Stored items from a collection:
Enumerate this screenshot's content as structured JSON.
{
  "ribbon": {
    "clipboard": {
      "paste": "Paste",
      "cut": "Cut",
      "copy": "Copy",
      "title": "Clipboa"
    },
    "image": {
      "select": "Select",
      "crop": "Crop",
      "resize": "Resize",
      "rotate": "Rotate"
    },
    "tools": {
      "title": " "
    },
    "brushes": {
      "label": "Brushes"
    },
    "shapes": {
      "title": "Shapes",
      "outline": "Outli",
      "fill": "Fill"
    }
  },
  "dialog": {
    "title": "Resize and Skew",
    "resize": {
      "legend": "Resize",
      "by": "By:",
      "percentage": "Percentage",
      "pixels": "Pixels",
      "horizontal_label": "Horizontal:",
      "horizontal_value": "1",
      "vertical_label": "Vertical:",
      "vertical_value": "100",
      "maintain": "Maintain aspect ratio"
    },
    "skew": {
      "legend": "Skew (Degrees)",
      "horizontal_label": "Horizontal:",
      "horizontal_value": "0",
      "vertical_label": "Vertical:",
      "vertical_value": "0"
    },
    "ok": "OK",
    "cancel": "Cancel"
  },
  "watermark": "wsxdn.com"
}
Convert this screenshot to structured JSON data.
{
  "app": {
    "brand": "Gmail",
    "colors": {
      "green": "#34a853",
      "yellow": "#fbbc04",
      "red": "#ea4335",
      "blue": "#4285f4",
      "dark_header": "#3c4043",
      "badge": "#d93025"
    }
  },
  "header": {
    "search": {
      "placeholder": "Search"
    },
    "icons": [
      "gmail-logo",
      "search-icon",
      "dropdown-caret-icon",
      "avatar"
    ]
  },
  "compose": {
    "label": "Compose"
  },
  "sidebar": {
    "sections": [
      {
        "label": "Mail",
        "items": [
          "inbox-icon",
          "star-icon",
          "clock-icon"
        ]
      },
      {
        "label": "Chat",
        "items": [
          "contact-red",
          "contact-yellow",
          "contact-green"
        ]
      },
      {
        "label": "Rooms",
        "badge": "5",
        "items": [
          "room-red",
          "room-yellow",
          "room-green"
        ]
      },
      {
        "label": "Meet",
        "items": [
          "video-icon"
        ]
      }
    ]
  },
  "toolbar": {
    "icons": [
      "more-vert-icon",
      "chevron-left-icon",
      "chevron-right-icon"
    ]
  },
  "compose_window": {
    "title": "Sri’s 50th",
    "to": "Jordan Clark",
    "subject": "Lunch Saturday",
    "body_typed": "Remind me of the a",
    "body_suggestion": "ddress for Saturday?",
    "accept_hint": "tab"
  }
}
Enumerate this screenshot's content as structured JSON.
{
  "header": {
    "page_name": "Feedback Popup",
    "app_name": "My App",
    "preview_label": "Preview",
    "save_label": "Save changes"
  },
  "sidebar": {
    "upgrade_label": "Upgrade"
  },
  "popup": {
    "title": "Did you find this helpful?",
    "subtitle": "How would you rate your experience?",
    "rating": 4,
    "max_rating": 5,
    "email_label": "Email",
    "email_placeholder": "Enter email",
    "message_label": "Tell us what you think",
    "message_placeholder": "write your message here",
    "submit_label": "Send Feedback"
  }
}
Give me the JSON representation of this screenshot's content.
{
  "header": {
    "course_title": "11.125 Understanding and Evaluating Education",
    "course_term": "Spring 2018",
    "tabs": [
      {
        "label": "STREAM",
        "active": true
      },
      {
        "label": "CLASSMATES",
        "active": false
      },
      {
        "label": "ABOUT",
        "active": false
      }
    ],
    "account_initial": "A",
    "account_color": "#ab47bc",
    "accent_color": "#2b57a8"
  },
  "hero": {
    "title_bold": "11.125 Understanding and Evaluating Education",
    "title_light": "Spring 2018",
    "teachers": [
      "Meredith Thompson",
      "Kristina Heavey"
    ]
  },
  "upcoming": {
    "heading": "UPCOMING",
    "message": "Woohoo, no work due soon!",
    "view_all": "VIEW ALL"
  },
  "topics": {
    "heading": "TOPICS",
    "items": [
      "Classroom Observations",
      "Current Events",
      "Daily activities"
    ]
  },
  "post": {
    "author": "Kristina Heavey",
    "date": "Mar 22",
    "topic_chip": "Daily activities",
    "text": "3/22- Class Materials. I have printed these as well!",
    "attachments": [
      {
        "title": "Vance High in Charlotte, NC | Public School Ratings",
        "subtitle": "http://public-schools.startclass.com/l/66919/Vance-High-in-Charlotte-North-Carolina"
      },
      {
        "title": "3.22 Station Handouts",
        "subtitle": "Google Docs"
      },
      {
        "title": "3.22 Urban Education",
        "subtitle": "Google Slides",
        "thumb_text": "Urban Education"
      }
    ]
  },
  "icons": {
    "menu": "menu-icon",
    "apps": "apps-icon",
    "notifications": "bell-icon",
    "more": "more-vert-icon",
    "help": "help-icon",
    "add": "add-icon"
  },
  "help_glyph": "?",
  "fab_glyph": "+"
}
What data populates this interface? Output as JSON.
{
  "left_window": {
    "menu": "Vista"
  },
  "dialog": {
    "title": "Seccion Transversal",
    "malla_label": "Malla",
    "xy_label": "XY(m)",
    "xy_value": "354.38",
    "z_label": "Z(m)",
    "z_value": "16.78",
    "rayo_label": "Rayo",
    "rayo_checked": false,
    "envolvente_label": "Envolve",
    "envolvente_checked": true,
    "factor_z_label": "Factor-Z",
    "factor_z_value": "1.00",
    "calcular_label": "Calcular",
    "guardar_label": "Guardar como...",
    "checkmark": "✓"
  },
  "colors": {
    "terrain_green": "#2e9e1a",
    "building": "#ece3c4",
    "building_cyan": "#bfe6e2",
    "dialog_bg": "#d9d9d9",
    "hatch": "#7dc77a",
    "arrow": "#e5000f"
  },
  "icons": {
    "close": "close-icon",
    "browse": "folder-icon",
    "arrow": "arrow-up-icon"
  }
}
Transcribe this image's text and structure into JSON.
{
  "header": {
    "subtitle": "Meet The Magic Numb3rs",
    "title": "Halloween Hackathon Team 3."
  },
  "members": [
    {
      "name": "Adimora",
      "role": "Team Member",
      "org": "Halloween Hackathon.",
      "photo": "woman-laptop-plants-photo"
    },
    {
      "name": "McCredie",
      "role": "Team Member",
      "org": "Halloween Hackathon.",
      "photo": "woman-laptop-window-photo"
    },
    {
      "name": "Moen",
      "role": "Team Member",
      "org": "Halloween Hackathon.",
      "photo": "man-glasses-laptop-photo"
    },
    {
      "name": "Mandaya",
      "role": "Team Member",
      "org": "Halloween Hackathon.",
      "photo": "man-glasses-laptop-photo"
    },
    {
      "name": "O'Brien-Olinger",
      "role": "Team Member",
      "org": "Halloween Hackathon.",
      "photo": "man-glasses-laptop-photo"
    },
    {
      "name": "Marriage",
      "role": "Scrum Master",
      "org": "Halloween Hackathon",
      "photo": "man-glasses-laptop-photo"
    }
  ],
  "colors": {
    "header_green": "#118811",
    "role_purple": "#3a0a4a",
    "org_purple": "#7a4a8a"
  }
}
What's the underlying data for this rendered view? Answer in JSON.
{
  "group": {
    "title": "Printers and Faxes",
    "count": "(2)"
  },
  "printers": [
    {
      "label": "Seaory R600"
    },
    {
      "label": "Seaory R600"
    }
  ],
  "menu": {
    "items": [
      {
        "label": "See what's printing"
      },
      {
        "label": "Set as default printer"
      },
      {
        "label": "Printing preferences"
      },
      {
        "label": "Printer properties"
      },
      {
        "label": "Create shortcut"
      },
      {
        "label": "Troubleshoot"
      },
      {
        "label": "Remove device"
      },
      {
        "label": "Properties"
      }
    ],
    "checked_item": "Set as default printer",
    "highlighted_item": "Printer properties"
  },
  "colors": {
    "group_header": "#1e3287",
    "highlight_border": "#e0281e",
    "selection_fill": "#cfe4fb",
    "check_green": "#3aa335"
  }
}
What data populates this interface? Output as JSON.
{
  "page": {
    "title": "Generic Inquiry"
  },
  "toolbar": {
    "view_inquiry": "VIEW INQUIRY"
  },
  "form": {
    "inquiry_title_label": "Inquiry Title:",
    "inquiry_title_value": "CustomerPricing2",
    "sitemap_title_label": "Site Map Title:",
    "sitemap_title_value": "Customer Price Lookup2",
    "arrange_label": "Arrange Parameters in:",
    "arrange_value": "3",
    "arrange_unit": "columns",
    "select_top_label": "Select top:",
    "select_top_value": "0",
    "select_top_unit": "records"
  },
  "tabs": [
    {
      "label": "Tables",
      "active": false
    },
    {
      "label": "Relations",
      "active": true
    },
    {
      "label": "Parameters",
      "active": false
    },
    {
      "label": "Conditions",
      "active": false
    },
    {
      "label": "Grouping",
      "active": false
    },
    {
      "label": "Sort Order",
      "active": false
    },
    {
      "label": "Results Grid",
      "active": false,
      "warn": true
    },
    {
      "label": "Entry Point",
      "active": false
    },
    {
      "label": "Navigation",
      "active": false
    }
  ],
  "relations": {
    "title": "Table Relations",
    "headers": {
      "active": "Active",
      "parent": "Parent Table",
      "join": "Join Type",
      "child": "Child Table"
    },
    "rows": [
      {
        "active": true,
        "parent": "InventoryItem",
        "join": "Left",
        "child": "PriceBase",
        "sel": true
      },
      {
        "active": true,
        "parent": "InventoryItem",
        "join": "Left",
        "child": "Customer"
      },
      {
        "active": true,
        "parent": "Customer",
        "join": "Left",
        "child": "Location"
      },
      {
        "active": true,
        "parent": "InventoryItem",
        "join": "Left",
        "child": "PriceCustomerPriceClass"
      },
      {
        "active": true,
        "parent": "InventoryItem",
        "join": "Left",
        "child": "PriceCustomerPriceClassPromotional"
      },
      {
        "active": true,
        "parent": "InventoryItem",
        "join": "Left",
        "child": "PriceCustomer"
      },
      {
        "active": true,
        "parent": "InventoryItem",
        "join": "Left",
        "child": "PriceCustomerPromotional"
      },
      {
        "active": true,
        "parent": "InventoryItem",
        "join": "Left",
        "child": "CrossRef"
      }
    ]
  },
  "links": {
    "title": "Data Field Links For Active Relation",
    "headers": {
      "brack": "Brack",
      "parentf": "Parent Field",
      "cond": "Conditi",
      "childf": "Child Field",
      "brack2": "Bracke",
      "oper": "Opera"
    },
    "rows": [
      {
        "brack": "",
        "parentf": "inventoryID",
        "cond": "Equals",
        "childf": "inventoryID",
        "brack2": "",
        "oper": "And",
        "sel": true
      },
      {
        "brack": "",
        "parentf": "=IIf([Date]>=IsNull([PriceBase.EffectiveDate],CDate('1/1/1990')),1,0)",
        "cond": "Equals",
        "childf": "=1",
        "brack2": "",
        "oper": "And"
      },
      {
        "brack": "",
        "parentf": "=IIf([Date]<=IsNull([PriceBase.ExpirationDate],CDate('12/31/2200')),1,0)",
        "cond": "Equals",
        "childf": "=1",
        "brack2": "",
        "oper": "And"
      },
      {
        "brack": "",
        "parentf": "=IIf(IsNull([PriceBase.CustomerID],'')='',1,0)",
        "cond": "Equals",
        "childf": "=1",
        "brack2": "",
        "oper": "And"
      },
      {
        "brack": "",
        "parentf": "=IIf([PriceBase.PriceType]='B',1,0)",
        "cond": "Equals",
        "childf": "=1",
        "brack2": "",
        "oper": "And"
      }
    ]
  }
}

» **Problem**: Search the records for the word "activities", then list every line that has it.

» **Exercise solution**:
      "Daily activities"
    "topic_chip": "Daily activities",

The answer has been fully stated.